■ STATED GOAL ■
Tally the lines holding the string "name" and reply with that number alone.

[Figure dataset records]
- - - - - - -
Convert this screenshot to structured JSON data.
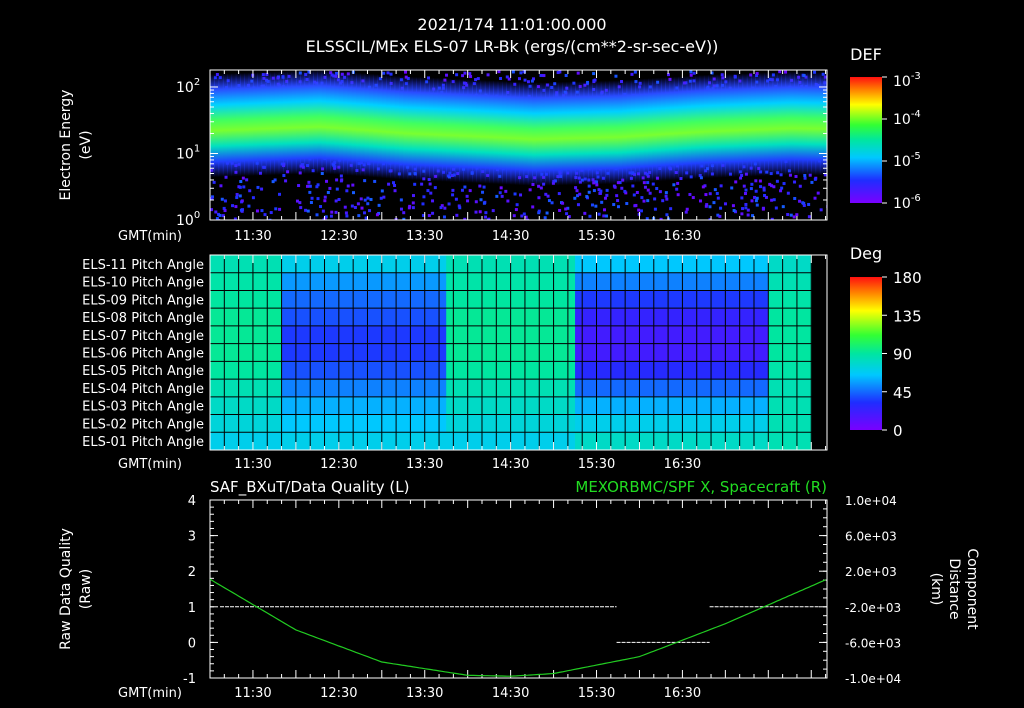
{
  "header": {
    "timestamp": "2021/174 11:01:00.000",
    "subtitle": "ELSSCIL/MEx ELS-07 LR-Bk  (ergs/(cm**2-sr-sec-eV))"
  },
  "axis_time_label": "GMT(min)",
  "time_ticks": [
    "11:30",
    "12:30",
    "13:30",
    "14:30",
    "15:30",
    "16:30"
  ],
  "chart_data": [
    {
      "type": "heatmap",
      "name": "electron-energy-spectrogram",
      "ylabel_line1": "Electron Energy",
      "ylabel_line2": "(eV)",
      "y_ticks": [
        {
          "base": "10",
          "exp": "0",
          "value": 1
        },
        {
          "base": "10",
          "exp": "1",
          "value": 10
        },
        {
          "base": "10",
          "exp": "2",
          "value": 100
        }
      ],
      "ylim": [
        1,
        180
      ],
      "y_scale": "log",
      "colorbar": {
        "title": "DEF",
        "ticks": [
          {
            "base": "10",
            "exp": "-3"
          },
          {
            "base": "10",
            "exp": "-4"
          },
          {
            "base": "10",
            "exp": "-5"
          },
          {
            "base": "10",
            "exp": "-6"
          }
        ]
      },
      "band_center_eV": [
        18,
        20,
        16,
        15,
        13,
        14,
        17,
        19,
        18,
        18
      ],
      "band_time_min": [
        15,
        75,
        135,
        165,
        225,
        285,
        345,
        405,
        465,
        525
      ]
    },
    {
      "type": "heatmap",
      "name": "pitch-angle-panel",
      "rows": [
        "ELS-11 Pitch Angle",
        "ELS-10 Pitch Angle",
        "ELS-09 Pitch Angle",
        "ELS-08 Pitch Angle",
        "ELS-07 Pitch Angle",
        "ELS-06 Pitch Angle",
        "ELS-05 Pitch Angle",
        "ELS-04 Pitch Angle",
        "ELS-03 Pitch Angle",
        "ELS-02 Pitch Angle",
        "ELS-01 Pitch Angle"
      ],
      "colorbar": {
        "title": "Deg",
        "ticks": [
          "180",
          "135",
          "90",
          "45",
          "0"
        ]
      },
      "segments_deg": [
        {
          "from_min": 0,
          "to_min": 50,
          "values": [
            85,
            88,
            90,
            92,
            92,
            92,
            90,
            85,
            80,
            75,
            70
          ]
        },
        {
          "from_min": 50,
          "to_min": 165,
          "values": [
            70,
            55,
            45,
            40,
            35,
            35,
            40,
            50,
            60,
            65,
            70
          ]
        },
        {
          "from_min": 165,
          "to_min": 255,
          "values": [
            85,
            88,
            90,
            92,
            92,
            92,
            90,
            85,
            80,
            75,
            70
          ]
        },
        {
          "from_min": 255,
          "to_min": 390,
          "values": [
            65,
            50,
            35,
            25,
            20,
            20,
            30,
            45,
            60,
            70,
            80
          ]
        },
        {
          "from_min": 390,
          "to_min": 420,
          "values": [
            80,
            85,
            88,
            90,
            90,
            90,
            88,
            85,
            85,
            85,
            85
          ]
        }
      ]
    },
    {
      "type": "line",
      "name": "data-quality-and-distance",
      "title_left": "SAF_BXuT/Data Quality (L)",
      "title_right": "MEXORBMC/SPF X, Spacecraft (R)",
      "ylabel_left_line1": "Raw Data Quality",
      "ylabel_left_line2": "(Raw)",
      "ylabel_right_line1": "Component",
      "ylabel_right_line2": "Distance",
      "ylabel_right_line3": "(km)",
      "left_ticks": [
        "4",
        "3",
        "2",
        "1",
        "0",
        "-1"
      ],
      "right_ticks": [
        "1.0e+04",
        "6.0e+03",
        "2.0e+03",
        "-2.0e+03",
        "-6.0e+03",
        "-1.0e+04"
      ],
      "ylim_left": [
        -1,
        4
      ],
      "ylim_right": [
        -10000,
        10000
      ],
      "quality_series": [
        {
          "from_min": 7,
          "to_min": 284,
          "value": 1
        },
        {
          "from_min": 284,
          "to_min": 349,
          "value": 0
        },
        {
          "from_min": 349,
          "to_min": 426,
          "value": 1
        }
      ],
      "distance_series": {
        "name": "SPF X",
        "x_min": [
          0,
          60,
          120,
          180,
          210,
          240,
          300,
          360,
          431
        ],
        "values_km": [
          1100,
          -4600,
          -8200,
          -9700,
          -9800,
          -9500,
          -7600,
          -3900,
          1100
        ]
      }
    }
  ]
}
- - - - - - -
■ SOLUTION BELOW ■
4